→ Given instruction: Work out how many lines of the listing hold the string "coal", then answer with that number and nothing else.

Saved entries
┄┄┄┄┄┄┄┄┄┄

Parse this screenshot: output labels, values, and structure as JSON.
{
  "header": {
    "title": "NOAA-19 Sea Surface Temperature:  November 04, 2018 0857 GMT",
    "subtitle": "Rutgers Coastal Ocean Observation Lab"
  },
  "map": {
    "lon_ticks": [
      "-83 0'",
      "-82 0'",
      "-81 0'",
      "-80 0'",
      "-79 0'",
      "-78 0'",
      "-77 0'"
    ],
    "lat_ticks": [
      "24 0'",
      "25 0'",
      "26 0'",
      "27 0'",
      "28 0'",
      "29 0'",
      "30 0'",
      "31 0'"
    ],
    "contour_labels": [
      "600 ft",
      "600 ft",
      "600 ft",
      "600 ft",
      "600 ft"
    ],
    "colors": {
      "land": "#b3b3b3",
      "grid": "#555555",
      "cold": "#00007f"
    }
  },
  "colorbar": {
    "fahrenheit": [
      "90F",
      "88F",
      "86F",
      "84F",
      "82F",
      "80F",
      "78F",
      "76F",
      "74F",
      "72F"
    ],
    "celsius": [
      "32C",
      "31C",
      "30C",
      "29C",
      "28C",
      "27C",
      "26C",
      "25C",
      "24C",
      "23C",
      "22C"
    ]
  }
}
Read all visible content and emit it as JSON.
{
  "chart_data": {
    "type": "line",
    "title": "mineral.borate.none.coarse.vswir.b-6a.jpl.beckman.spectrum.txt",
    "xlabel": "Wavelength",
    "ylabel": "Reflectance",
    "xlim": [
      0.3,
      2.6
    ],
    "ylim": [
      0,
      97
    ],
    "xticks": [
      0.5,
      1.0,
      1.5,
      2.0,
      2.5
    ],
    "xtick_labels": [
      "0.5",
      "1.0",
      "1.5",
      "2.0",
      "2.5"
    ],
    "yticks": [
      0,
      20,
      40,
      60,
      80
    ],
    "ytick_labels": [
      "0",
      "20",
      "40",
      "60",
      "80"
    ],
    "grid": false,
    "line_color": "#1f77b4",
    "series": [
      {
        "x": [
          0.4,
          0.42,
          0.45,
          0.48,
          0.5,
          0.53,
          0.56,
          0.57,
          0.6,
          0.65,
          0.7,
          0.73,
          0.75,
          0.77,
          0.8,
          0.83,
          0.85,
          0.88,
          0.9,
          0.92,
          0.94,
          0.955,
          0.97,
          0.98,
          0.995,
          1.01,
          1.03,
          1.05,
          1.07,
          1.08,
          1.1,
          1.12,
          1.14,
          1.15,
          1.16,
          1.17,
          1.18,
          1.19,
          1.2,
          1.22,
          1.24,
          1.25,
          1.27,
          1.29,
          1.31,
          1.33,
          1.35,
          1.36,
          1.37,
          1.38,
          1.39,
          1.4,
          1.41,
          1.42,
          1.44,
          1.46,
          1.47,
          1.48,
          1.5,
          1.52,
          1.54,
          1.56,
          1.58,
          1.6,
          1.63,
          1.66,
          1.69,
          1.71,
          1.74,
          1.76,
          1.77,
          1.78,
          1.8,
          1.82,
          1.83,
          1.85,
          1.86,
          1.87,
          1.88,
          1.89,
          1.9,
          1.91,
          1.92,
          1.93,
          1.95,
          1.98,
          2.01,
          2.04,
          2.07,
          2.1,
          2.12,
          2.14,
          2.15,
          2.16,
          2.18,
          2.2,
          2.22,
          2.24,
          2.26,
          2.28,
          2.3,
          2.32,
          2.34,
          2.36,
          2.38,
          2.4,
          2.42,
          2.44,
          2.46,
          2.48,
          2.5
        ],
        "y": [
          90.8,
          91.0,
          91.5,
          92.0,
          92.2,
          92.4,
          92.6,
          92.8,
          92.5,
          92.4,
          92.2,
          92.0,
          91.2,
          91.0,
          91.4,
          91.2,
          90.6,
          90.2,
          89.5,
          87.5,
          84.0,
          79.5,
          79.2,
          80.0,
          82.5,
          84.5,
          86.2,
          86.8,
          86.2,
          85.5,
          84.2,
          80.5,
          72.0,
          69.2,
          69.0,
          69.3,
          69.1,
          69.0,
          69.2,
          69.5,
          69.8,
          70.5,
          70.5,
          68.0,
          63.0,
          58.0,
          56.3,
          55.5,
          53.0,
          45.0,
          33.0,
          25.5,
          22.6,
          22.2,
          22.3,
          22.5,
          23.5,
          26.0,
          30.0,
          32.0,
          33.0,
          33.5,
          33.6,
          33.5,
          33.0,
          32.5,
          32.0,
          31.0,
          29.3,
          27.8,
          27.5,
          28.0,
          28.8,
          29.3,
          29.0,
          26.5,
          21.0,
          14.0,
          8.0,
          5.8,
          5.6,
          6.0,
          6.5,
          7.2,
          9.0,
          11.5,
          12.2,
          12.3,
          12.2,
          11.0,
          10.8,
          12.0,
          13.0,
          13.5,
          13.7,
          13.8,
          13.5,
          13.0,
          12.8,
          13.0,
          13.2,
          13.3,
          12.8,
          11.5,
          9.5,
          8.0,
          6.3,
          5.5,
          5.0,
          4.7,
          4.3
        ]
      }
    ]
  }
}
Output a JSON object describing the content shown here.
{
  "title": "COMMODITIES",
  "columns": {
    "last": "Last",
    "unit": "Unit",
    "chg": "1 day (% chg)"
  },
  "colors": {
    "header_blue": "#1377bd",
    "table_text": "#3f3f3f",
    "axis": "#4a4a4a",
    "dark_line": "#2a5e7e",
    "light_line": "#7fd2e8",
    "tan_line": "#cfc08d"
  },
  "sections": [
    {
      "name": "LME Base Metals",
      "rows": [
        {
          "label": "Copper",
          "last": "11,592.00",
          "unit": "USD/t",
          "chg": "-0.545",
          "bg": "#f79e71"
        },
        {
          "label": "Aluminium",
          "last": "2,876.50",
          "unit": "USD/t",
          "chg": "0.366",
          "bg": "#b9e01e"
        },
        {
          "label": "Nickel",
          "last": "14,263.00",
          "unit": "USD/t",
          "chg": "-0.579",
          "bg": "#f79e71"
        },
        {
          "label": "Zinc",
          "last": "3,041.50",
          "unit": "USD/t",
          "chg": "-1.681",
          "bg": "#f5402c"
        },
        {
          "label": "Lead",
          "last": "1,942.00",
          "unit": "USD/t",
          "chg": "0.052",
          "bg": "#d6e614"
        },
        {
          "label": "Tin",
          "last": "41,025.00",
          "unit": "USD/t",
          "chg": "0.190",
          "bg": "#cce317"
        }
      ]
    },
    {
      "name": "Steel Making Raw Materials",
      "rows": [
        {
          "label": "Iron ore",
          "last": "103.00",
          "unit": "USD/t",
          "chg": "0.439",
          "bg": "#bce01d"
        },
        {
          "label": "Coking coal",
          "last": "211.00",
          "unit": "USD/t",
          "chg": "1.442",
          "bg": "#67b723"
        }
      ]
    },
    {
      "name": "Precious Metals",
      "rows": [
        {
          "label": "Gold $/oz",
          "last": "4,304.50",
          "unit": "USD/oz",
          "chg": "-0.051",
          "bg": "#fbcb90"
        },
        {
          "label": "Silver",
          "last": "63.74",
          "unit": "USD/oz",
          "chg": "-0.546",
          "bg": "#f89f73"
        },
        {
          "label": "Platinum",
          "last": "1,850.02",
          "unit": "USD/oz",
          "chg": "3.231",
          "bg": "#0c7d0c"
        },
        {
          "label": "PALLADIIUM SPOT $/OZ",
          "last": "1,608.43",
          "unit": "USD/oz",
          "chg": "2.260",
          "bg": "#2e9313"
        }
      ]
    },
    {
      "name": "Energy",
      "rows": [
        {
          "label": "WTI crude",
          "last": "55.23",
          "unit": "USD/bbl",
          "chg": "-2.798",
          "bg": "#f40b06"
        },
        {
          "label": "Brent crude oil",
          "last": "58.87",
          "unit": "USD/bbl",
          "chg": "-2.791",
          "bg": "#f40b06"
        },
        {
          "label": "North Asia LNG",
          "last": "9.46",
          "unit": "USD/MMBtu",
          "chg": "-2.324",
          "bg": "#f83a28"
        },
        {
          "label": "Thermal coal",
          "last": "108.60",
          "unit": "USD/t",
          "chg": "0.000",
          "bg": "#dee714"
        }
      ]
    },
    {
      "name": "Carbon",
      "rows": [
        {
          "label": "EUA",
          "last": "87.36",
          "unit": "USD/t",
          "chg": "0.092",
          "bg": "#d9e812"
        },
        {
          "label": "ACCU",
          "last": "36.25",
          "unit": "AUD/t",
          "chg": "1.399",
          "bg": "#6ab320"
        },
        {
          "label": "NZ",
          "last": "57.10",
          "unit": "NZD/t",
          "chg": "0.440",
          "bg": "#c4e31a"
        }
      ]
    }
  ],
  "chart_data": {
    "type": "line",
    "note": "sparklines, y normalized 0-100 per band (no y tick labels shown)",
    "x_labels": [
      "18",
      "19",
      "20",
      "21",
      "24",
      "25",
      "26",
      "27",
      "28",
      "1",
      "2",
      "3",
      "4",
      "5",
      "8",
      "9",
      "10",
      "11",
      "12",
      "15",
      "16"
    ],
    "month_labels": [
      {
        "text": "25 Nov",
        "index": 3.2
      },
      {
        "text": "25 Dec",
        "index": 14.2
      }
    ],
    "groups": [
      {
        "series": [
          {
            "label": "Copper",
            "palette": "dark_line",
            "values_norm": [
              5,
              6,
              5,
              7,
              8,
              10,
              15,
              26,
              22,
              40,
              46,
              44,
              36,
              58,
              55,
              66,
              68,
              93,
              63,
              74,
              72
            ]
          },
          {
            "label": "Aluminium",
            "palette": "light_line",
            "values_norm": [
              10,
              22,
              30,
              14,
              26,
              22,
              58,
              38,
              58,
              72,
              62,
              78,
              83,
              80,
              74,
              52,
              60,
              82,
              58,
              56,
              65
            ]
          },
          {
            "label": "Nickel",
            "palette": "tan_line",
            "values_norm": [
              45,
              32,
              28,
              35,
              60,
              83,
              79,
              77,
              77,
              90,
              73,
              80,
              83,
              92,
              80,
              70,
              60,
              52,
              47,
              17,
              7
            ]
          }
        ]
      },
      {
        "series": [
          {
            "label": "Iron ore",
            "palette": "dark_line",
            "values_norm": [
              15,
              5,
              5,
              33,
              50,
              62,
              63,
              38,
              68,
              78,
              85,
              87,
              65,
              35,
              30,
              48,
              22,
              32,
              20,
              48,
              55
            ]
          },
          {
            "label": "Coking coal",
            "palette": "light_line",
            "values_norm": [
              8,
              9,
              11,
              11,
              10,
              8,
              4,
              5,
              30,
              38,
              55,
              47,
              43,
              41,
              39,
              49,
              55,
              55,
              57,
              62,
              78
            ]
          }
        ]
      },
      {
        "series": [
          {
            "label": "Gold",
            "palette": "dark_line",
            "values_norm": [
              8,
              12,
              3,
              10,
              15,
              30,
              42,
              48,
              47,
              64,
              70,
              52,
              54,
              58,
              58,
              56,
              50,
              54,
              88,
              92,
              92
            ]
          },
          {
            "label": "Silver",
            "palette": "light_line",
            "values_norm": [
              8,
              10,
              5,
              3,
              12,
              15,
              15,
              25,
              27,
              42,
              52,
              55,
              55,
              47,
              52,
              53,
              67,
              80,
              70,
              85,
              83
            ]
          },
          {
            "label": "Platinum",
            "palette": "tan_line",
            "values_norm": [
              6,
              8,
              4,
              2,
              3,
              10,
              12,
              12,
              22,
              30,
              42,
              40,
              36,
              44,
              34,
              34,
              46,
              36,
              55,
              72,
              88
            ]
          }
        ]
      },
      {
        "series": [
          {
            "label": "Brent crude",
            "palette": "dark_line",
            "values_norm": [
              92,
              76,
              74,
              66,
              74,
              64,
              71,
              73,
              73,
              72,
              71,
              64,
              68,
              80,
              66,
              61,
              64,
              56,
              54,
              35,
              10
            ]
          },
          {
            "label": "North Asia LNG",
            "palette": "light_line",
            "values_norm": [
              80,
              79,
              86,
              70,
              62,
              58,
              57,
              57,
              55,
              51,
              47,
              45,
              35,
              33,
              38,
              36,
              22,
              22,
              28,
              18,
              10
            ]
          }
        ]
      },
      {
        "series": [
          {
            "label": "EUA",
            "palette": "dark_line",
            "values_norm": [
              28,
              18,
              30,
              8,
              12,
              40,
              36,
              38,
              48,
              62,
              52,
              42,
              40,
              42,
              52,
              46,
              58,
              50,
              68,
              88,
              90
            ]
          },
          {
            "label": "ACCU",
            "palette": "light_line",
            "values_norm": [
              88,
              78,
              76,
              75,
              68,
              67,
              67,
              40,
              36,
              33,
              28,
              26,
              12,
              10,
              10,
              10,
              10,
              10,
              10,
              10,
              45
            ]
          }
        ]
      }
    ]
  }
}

┄┄┄┄┄┄┄┄┄┄

→ Expected output: 3